▸ DATASET EXCERPTS:

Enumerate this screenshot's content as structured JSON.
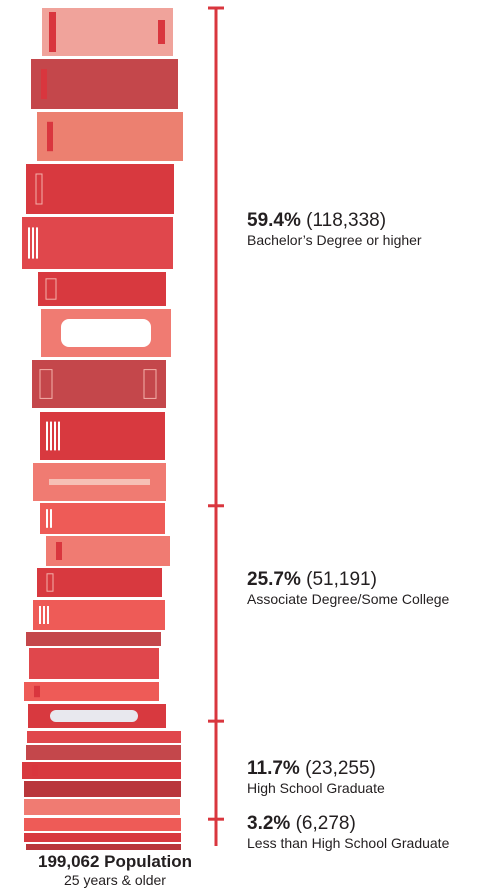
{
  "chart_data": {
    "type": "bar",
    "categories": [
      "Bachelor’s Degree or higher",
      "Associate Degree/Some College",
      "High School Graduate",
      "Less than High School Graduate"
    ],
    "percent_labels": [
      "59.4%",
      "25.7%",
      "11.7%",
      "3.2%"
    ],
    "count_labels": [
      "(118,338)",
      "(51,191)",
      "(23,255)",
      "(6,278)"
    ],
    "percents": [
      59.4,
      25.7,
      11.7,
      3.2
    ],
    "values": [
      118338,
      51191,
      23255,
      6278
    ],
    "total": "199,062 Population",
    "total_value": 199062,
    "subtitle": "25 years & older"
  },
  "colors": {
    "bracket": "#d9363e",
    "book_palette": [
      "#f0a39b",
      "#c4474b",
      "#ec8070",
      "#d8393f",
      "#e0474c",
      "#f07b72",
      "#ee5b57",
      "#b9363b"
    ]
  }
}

--

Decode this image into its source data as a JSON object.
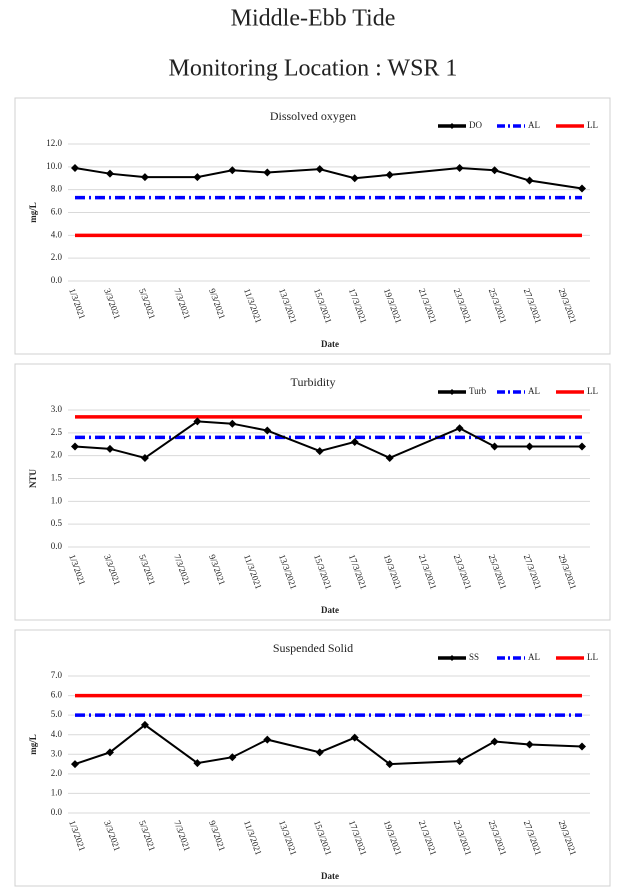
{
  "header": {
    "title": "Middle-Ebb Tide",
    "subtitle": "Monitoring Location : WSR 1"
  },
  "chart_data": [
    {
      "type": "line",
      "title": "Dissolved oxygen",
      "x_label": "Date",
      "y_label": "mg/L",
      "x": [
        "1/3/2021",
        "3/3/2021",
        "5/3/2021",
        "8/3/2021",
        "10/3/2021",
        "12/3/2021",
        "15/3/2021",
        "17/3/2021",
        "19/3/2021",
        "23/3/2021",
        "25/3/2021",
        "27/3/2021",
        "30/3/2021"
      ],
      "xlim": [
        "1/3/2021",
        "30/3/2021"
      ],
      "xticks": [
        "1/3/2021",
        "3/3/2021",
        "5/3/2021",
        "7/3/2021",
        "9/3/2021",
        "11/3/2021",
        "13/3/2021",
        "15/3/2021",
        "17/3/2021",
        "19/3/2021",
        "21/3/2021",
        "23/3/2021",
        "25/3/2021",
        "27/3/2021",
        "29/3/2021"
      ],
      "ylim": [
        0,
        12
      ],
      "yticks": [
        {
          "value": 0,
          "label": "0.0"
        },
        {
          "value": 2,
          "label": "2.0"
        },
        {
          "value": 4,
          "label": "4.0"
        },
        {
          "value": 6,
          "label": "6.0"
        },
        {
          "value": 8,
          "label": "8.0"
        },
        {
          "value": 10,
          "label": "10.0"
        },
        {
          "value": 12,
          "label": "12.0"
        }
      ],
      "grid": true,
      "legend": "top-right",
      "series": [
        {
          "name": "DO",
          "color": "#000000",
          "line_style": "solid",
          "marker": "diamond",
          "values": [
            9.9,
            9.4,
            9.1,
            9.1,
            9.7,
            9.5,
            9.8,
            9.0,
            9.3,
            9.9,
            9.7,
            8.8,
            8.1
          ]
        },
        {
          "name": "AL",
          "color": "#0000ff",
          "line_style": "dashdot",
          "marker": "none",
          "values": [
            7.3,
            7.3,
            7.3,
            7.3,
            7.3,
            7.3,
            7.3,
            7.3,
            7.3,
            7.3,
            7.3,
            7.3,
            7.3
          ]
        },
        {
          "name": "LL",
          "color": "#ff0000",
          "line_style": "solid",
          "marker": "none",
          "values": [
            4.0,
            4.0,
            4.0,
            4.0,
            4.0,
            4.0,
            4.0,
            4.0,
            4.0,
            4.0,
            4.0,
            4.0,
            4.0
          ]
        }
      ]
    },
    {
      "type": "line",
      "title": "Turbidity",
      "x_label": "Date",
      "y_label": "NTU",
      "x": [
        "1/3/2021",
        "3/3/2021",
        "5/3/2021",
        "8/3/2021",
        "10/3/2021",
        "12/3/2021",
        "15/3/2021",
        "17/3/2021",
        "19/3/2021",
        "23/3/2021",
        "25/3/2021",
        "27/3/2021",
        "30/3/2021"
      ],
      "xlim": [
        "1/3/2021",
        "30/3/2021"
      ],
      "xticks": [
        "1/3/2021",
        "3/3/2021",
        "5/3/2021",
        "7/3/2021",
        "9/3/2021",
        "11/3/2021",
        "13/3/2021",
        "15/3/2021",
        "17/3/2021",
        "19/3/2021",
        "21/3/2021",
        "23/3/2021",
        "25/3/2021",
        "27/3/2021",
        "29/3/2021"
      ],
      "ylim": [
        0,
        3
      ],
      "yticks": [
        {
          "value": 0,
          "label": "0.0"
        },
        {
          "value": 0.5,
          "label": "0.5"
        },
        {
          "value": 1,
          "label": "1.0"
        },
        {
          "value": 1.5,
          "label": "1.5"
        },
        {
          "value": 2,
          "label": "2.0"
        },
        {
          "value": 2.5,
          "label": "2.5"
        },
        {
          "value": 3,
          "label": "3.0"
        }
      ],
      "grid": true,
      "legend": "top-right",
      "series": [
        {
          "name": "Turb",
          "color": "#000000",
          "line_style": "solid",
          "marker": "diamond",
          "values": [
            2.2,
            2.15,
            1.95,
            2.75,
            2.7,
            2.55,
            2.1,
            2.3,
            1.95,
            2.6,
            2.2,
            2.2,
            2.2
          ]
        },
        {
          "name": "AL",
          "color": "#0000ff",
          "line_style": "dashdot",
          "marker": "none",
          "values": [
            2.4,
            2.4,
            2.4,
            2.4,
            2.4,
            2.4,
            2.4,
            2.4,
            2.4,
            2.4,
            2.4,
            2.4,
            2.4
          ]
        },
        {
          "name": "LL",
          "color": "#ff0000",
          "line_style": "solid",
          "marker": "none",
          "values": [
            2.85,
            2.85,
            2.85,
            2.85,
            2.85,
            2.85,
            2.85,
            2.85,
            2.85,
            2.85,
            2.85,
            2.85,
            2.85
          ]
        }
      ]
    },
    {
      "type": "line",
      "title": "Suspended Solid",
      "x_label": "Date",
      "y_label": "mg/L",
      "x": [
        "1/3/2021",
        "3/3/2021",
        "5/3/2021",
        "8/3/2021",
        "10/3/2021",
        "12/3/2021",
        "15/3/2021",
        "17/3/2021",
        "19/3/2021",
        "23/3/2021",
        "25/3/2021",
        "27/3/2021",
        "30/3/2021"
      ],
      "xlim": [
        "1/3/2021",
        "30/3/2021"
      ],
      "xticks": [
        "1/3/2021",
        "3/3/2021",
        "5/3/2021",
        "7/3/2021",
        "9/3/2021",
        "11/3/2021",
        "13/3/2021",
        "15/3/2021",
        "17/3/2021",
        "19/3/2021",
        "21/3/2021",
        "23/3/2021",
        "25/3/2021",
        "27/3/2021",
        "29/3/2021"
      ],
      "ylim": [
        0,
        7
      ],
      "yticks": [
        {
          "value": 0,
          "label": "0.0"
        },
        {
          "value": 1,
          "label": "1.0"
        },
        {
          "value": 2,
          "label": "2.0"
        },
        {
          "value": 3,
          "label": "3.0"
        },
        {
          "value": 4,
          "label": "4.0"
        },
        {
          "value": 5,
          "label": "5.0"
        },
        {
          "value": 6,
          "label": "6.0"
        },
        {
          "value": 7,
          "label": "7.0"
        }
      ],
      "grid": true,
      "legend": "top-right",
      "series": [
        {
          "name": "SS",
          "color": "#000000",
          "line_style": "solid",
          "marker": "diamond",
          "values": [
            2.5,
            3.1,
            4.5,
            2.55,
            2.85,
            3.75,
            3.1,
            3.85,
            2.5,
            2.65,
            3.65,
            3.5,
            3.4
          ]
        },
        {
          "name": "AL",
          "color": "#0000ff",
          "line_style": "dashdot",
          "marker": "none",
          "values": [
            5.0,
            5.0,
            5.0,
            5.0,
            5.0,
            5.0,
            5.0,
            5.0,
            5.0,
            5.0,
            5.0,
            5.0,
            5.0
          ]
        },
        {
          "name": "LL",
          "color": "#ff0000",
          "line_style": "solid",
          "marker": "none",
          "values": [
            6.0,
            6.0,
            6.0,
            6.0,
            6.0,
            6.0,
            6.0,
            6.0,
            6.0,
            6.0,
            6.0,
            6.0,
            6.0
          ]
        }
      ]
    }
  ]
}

--

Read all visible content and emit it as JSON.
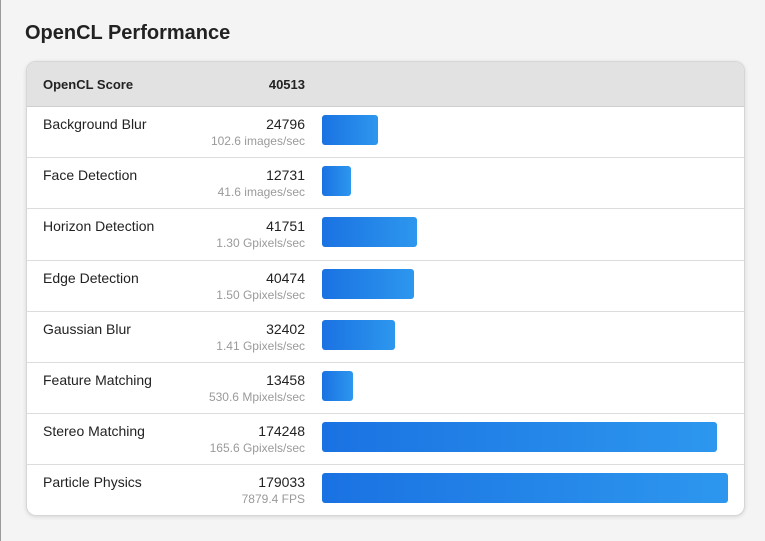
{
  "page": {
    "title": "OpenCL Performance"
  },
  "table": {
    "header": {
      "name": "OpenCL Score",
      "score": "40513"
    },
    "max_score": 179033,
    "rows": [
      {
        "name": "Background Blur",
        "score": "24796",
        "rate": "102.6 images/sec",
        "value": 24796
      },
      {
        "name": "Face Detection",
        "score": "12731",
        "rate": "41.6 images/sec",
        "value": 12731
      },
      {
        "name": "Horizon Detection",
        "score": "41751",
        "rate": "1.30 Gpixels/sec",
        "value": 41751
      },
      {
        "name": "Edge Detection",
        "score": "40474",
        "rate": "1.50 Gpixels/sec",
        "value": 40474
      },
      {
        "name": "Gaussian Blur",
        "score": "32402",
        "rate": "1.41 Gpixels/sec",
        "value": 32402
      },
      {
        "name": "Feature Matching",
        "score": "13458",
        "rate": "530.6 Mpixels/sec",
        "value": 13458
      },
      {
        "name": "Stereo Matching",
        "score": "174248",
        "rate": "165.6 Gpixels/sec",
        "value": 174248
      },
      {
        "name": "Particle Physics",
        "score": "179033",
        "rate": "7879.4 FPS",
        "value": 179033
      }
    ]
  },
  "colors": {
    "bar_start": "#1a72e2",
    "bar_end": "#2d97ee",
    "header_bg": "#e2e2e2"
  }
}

▸ TASK OBJECTIVE: Find the string "Gpixels" in the listing and return every line that holds it.

▸ EXPECTED ANSWER:
        "rate": "1.30 Gpixels/sec",
        "rate": "1.50 Gpixels/sec",
        "rate": "1.41 Gpixels/sec",
        "rate": "165.6 Gpixels/sec",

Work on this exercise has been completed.